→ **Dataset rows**
┌──
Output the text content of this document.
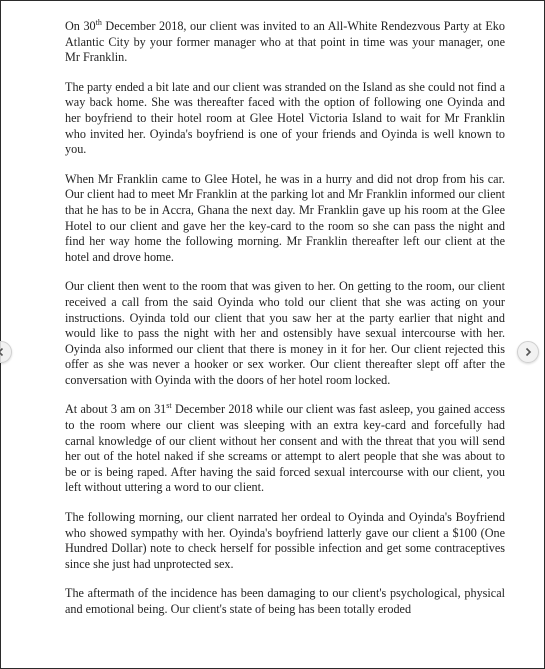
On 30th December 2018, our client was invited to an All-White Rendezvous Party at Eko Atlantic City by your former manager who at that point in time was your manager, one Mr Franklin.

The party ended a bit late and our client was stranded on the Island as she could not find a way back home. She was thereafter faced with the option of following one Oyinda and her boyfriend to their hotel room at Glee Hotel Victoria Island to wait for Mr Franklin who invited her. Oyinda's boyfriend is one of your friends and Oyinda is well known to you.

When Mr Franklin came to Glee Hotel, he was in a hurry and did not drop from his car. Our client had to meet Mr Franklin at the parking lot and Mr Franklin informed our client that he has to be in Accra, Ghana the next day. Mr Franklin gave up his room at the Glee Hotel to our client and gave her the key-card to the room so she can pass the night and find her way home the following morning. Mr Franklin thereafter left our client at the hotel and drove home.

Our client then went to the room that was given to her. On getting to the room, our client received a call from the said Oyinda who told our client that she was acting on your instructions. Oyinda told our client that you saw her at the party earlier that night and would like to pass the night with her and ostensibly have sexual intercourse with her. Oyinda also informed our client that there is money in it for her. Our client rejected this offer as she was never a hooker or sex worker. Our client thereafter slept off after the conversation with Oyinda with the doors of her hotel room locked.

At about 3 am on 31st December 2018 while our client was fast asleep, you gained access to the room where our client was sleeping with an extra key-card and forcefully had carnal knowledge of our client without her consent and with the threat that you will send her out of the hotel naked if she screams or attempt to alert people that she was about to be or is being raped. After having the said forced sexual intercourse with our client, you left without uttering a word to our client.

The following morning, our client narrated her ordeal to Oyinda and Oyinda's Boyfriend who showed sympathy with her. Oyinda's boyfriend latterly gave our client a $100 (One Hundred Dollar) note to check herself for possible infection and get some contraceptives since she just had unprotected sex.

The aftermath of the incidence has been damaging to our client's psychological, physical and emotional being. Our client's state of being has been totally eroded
└──
┌──
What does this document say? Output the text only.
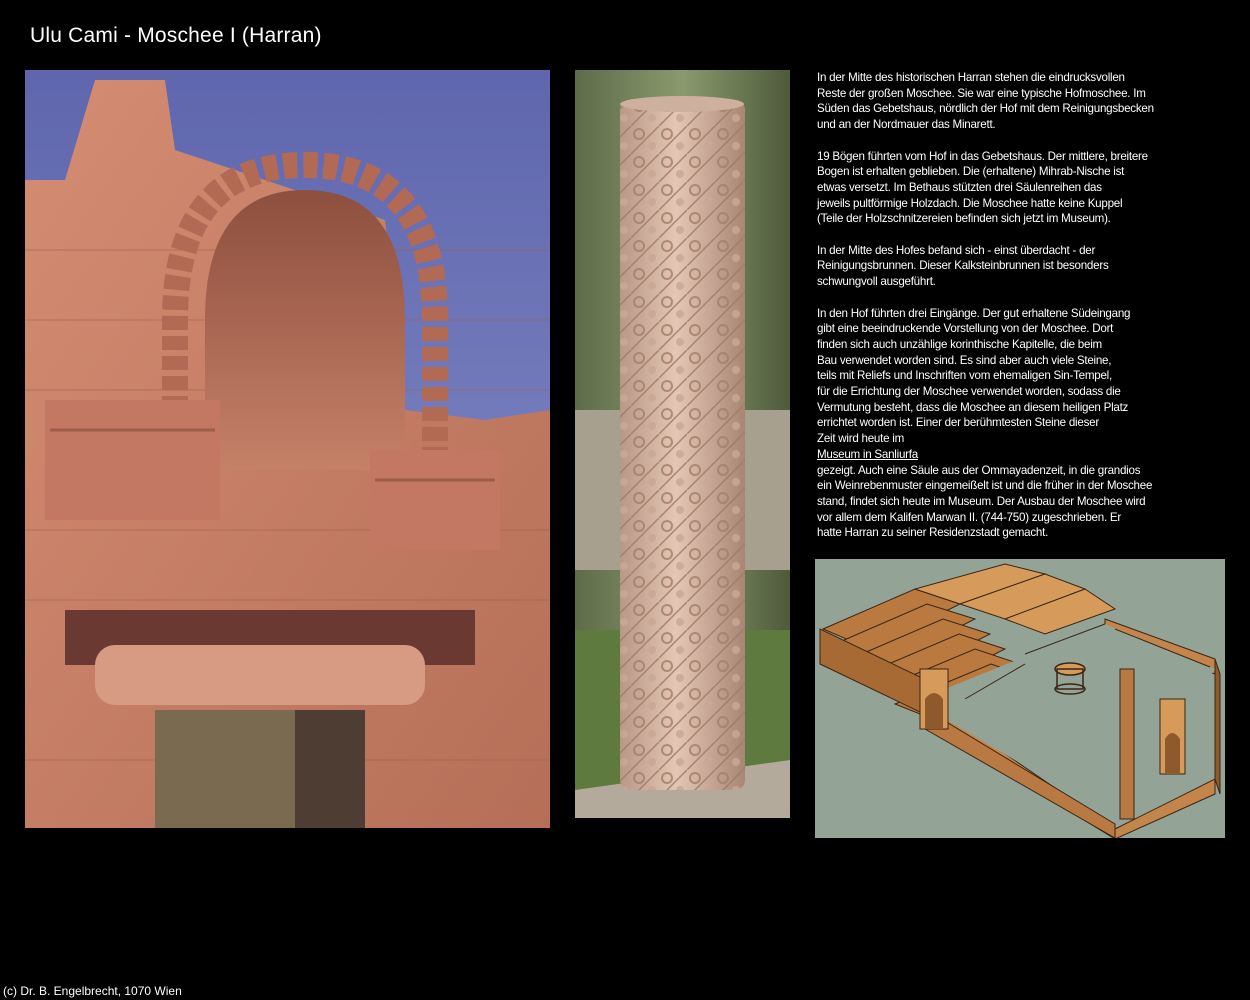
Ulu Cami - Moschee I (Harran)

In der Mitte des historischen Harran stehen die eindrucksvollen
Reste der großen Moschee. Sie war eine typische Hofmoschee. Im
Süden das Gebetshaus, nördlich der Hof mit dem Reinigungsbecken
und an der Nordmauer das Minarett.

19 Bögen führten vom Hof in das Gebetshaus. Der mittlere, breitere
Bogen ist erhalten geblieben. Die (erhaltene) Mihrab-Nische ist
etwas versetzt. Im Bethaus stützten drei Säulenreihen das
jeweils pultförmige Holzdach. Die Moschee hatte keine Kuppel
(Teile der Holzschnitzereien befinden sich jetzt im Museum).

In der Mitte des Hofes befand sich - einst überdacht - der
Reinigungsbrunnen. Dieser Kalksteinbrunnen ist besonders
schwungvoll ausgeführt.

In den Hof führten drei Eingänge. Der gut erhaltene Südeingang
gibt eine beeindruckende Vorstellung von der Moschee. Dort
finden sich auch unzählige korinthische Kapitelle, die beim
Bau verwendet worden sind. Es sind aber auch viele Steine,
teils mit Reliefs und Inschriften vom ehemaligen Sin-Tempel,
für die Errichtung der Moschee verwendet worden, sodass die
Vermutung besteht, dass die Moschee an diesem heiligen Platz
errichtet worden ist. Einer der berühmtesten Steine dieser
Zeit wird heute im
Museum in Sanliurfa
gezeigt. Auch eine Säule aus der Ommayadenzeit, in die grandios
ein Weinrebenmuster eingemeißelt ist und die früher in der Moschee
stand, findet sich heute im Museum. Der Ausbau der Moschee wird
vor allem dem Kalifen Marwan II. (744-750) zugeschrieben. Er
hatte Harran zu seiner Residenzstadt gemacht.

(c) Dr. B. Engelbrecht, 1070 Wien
└──
┌──
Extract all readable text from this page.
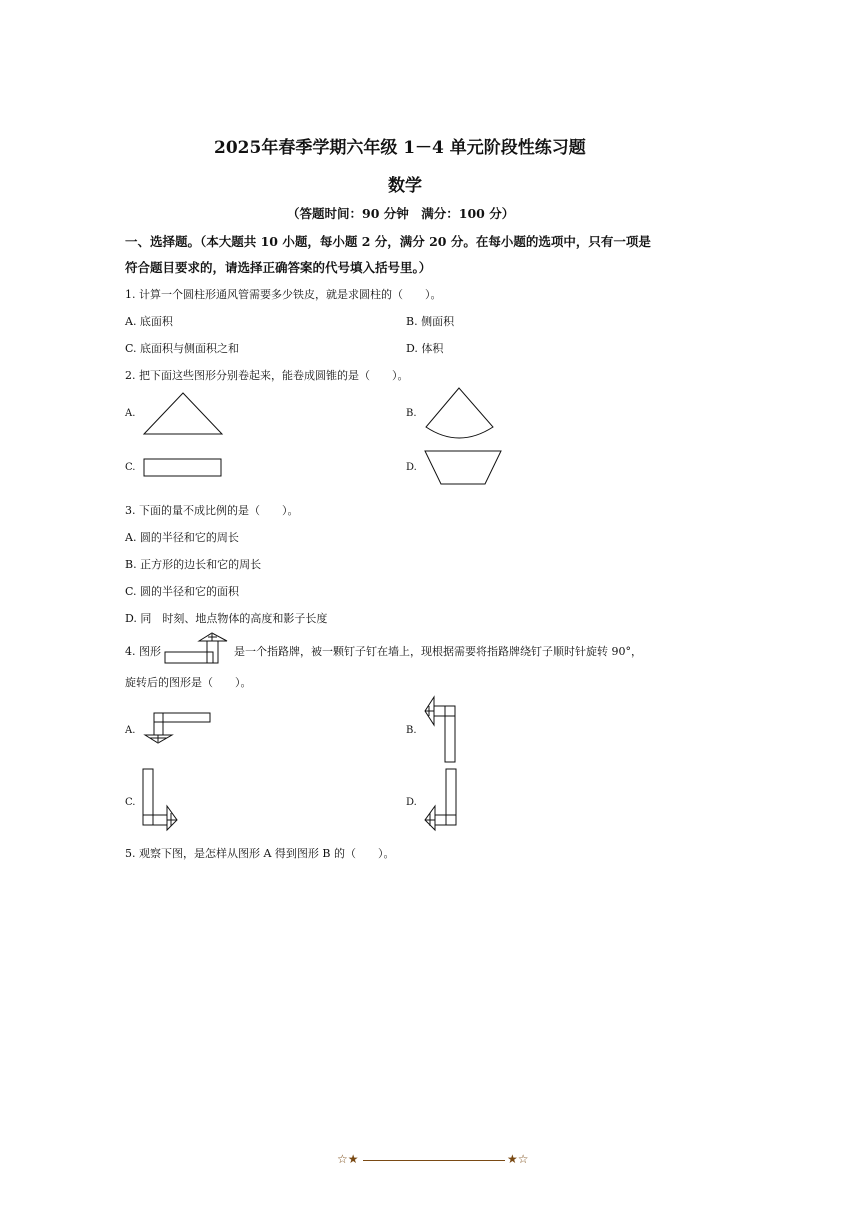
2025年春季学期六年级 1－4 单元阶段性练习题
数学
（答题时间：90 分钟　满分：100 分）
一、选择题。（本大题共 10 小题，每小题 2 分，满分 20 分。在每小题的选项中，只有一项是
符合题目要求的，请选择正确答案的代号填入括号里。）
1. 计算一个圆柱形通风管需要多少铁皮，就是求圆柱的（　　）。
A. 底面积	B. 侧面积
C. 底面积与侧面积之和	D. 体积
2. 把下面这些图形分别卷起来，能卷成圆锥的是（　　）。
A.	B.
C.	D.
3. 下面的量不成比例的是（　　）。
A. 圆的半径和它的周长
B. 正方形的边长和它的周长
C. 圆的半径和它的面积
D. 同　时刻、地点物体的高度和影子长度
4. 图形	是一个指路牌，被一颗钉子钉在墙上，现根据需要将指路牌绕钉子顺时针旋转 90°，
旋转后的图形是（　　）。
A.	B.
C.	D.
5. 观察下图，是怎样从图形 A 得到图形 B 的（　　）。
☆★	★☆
└──
→ **DIRECTIONS FOR THIS TASK**
Pick out each line that holds the string "invited".

→ **CORRECT OUTPUT**
On 30th December 2018, our client was invited to an All-White Rendezvous Party at Eko Atlantic City by your former manager who at that point in time was your manager, one Mr Franklin.
The party ended a bit late and our client was stranded on the Island as she could not find a way back home. She was thereafter faced with the option of following one Oyinda and her boyfriend to their hotel room at Glee Hotel Victoria Island to wait for Mr Franklin who invited her. Oyinda's boyfriend is one of your friends and Oyinda is well known to you.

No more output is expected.